● PROBLEM: Tally up the lines that include "aici" and state that number by itself.

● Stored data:

==============================

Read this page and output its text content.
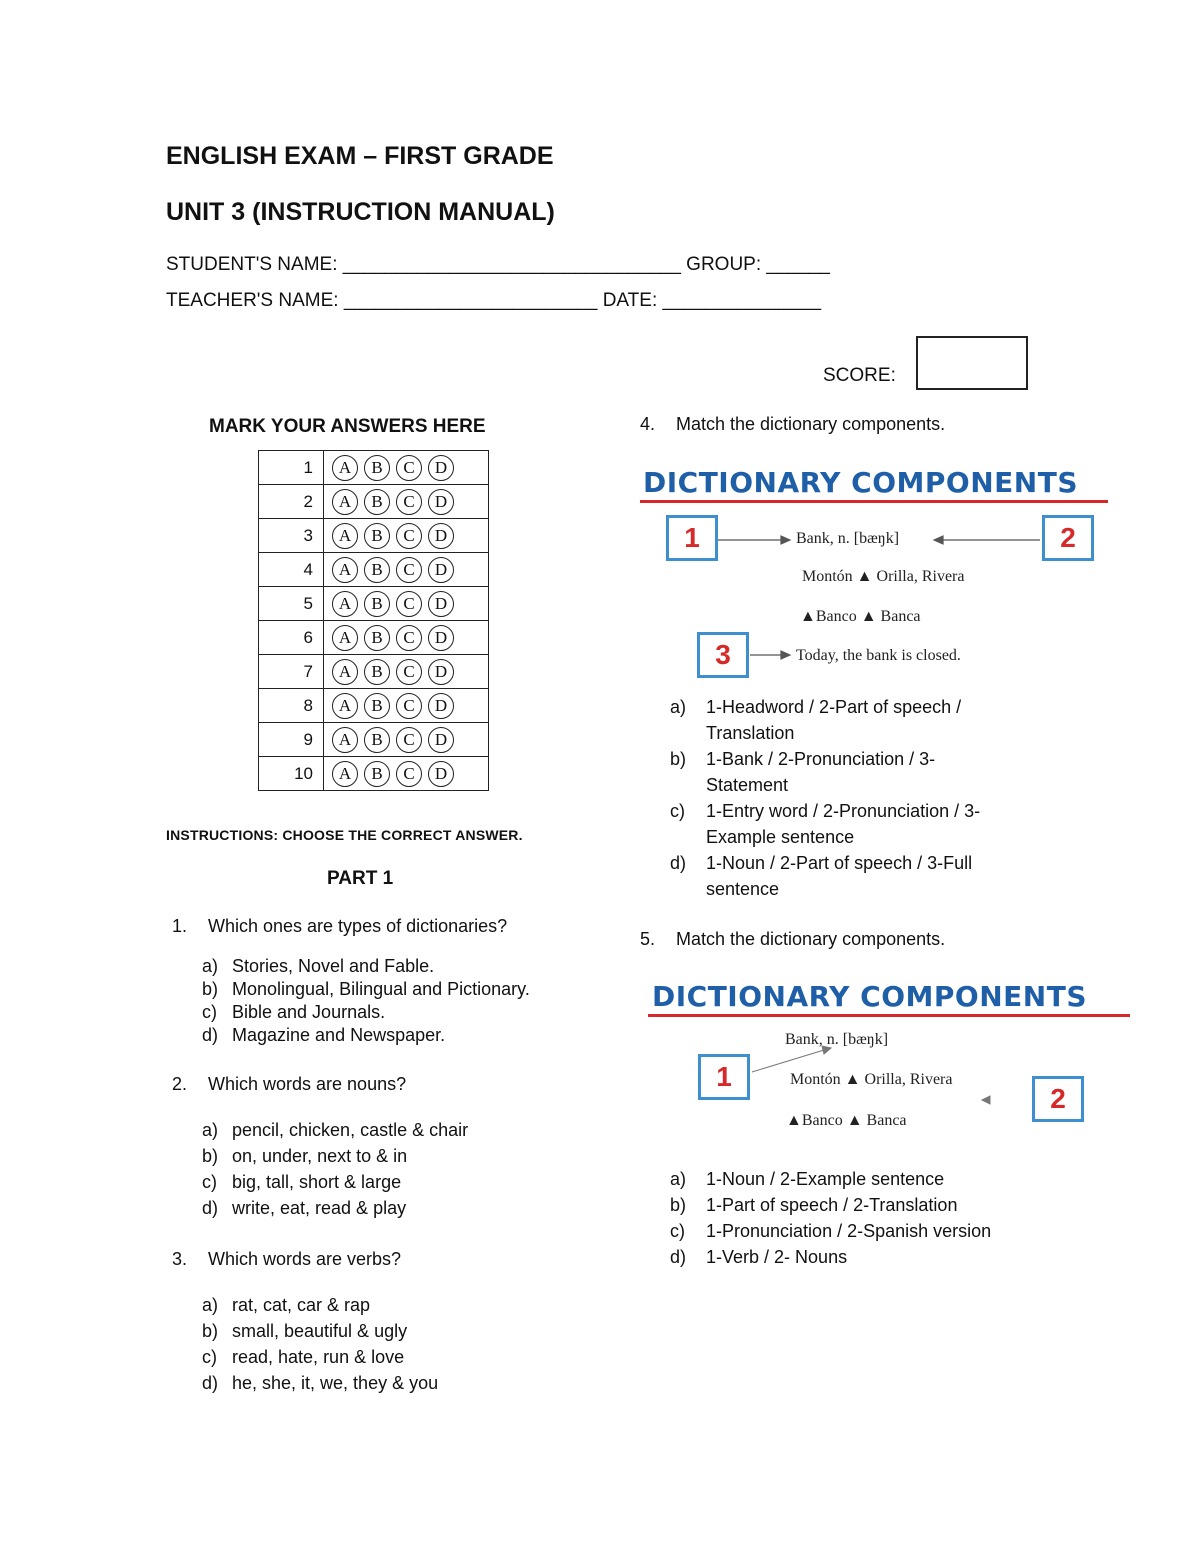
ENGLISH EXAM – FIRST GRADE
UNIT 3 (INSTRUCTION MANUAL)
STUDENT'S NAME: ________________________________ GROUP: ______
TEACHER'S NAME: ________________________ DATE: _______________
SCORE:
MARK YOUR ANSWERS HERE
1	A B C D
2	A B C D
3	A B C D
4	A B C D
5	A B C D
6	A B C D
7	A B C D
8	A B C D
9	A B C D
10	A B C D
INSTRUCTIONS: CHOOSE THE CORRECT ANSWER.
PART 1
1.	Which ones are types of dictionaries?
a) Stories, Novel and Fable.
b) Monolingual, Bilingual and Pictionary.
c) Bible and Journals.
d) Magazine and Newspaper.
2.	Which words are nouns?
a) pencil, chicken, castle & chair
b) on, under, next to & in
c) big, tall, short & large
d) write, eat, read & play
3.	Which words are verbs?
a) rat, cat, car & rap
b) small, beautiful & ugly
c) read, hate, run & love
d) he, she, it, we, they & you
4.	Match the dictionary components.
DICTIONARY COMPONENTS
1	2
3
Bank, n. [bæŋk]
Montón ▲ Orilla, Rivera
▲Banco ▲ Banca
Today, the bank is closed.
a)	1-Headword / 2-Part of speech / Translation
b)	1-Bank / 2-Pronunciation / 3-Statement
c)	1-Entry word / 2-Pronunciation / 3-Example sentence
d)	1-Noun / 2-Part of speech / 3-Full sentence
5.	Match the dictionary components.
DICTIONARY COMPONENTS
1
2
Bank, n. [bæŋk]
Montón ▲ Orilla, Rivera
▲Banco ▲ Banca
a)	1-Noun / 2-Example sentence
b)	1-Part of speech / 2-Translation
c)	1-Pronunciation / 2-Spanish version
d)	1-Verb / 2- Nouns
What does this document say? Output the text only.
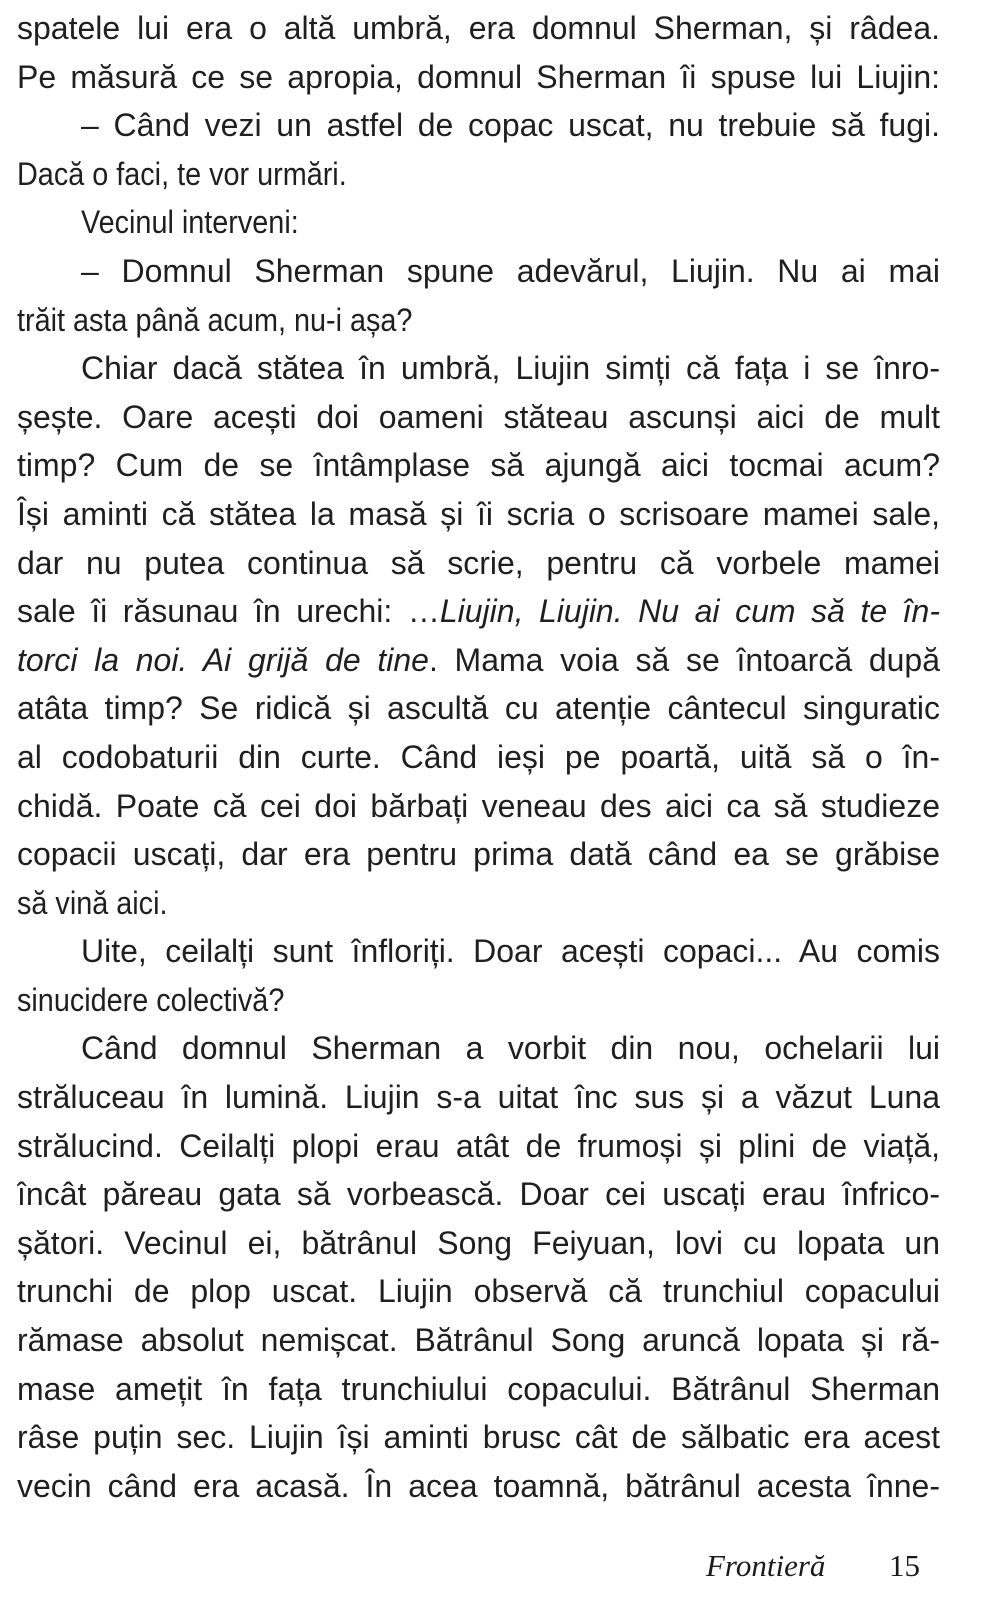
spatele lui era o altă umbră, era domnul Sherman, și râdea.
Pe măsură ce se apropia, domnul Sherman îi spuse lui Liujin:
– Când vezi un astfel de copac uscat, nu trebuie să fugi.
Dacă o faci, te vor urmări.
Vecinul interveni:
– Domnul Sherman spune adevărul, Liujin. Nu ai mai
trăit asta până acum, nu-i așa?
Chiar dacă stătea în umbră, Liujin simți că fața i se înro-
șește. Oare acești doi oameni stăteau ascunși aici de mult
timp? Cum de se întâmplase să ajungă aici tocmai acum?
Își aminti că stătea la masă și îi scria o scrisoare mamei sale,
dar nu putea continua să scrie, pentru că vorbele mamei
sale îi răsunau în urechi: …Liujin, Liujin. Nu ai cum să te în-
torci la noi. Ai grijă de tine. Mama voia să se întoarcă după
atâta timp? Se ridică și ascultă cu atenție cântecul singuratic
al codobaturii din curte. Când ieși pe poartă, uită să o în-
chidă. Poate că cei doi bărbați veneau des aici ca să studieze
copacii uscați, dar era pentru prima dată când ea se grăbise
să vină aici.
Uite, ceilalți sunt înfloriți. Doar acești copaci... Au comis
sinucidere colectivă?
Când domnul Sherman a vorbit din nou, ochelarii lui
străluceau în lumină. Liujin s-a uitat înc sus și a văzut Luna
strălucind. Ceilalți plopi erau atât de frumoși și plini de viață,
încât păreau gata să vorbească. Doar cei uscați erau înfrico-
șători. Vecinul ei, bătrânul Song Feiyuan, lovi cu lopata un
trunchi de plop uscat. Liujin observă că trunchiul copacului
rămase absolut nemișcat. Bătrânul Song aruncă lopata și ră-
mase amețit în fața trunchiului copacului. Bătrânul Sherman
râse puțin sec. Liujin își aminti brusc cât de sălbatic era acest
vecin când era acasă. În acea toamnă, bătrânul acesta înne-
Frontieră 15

==============================

● TASK RESPONSE: 4